Records from a collection of figures:
%%

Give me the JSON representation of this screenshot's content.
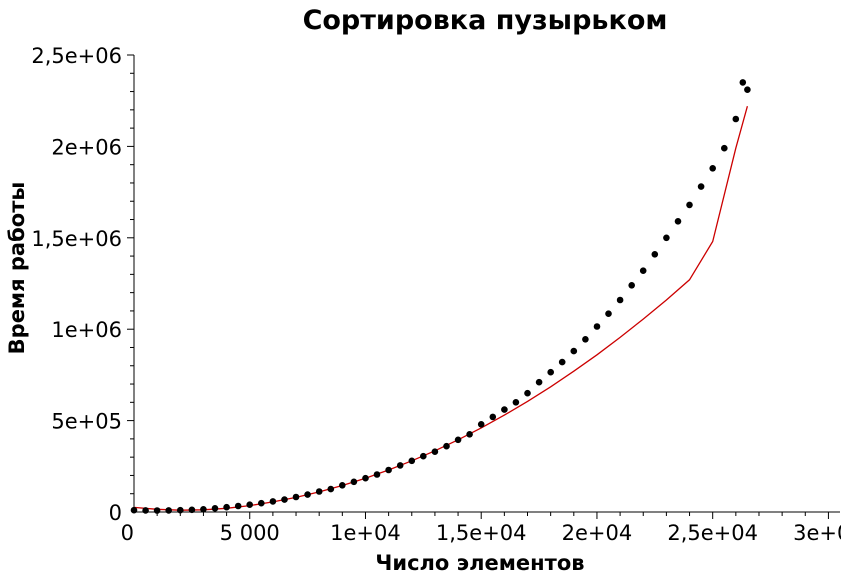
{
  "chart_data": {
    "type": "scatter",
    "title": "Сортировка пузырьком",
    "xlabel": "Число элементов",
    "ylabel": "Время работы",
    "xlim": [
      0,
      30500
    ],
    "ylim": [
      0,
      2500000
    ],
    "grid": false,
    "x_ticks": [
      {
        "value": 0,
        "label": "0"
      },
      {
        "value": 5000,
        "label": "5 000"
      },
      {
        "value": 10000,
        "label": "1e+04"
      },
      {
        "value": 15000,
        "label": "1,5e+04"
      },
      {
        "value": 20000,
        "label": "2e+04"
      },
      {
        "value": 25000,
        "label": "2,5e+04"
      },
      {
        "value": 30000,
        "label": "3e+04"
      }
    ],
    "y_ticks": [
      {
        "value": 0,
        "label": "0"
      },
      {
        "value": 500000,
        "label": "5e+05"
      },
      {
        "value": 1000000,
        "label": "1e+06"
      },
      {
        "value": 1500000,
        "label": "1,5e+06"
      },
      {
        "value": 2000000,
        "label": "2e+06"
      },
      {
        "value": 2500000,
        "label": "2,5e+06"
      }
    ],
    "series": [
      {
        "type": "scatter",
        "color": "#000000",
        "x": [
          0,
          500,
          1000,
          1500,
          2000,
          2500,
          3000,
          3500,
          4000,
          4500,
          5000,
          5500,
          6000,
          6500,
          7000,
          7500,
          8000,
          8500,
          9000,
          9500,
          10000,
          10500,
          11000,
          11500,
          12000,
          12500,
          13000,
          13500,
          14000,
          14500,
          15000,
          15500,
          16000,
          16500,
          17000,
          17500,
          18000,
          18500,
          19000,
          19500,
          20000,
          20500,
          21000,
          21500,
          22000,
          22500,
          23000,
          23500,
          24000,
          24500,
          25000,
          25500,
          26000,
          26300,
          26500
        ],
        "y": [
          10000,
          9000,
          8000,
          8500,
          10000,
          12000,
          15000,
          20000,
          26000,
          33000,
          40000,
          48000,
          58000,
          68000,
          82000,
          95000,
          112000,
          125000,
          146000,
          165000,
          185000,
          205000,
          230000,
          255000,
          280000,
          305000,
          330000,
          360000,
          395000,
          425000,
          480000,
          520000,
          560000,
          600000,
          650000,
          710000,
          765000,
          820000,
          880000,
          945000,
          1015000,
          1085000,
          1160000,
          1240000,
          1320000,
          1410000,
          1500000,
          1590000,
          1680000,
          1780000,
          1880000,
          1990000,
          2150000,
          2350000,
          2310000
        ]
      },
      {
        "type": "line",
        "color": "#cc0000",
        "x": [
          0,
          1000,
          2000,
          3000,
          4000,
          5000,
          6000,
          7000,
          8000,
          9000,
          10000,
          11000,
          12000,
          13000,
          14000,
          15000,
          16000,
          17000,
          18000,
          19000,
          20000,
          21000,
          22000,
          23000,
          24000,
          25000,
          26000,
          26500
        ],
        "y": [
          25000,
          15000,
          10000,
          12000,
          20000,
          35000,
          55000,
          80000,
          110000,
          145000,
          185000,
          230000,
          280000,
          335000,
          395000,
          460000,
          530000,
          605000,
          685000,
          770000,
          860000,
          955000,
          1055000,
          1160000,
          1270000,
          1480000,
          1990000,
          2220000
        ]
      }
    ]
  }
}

%%

- **TASK GOAL**
Quote every entry exactly, with the pictures omitted.

- **RESPONSE TO THE EXERCISE**
Give me the JSON representation of this screenshot's content.
{
  "chart_data": {
    "type": "scatter",
    "title": "Сортировка пузырьком",
    "xlabel": "Число элементов",
    "ylabel": "Время работы",
    "xlim": [
      0,
      30500
    ],
    "ylim": [
      0,
      2500000
    ],
    "grid": false,
    "x_ticks": [
      {
        "value": 0,
        "label": "0"
      },
      {
        "value": 5000,
        "label": "5 000"
      },
      {
        "value": 10000,
        "label": "1e+04"
      },
      {
        "value": 15000,
        "label": "1,5e+04"
      },
      {
        "value": 20000,
        "label": "2e+04"
      },
      {
        "value": 25000,
        "label": "2,5e+04"
      },
      {
        "value": 30000,
        "label": "3e+04"
      }
    ],
    "y_ticks": [
      {
        "value": 0,
        "label": "0"
      },
      {
        "value": 500000,
        "label": "5e+05"
      },
      {
        "value": 1000000,
        "label": "1e+06"
      },
      {
        "value": 1500000,
        "label": "1,5e+06"
      },
      {
        "value": 2000000,
        "label": "2e+06"
      },
      {
        "value": 2500000,
        "label": "2,5e+06"
      }
    ],
    "series": [
      {
        "type": "scatter",
        "color": "#000000",
        "x": [
          0,
          500,
          1000,
          1500,
          2000,
          2500,
          3000,
          3500,
          4000,
          4500,
          5000,
          5500,
          6000,
          6500,
          7000,
          7500,
          8000,
          8500,
          9000,
          9500,
          10000,
          10500,
          11000,
          11500,
          12000,
          12500,
          13000,
          13500,
          14000,
          14500,
          15000,
          15500,
          16000,
          16500,
          17000,
          17500,
          18000,
          18500,
          19000,
          19500,
          20000,
          20500,
          21000,
          21500,
          22000,
          22500,
          23000,
          23500,
          24000,
          24500,
          25000,
          25500,
          26000,
          26300,
          26500
        ],
        "y": [
          10000,
          9000,
          8000,
          8500,
          10000,
          12000,
          15000,
          20000,
          26000,
          33000,
          40000,
          48000,
          58000,
          68000,
          82000,
          95000,
          112000,
          125000,
          146000,
          165000,
          185000,
          205000,
          230000,
          255000,
          280000,
          305000,
          330000,
          360000,
          395000,
          425000,
          480000,
          520000,
          560000,
          600000,
          650000,
          710000,
          765000,
          820000,
          880000,
          945000,
          1015000,
          1085000,
          1160000,
          1240000,
          1320000,
          1410000,
          1500000,
          1590000,
          1680000,
          1780000,
          1880000,
          1990000,
          2150000,
          2350000,
          2310000
        ]
      },
      {
        "type": "line",
        "color": "#cc0000",
        "x": [
          0,
          1000,
          2000,
          3000,
          4000,
          5000,
          6000,
          7000,
          8000,
          9000,
          10000,
          11000,
          12000,
          13000,
          14000,
          15000,
          16000,
          17000,
          18000,
          19000,
          20000,
          21000,
          22000,
          23000,
          24000,
          25000,
          26000,
          26500
        ],
        "y": [
          25000,
          15000,
          10000,
          12000,
          20000,
          35000,
          55000,
          80000,
          110000,
          145000,
          185000,
          230000,
          280000,
          335000,
          395000,
          460000,
          530000,
          605000,
          685000,
          770000,
          860000,
          955000,
          1055000,
          1160000,
          1270000,
          1480000,
          1990000,
          2220000
        ]
      }
    ]
  }
}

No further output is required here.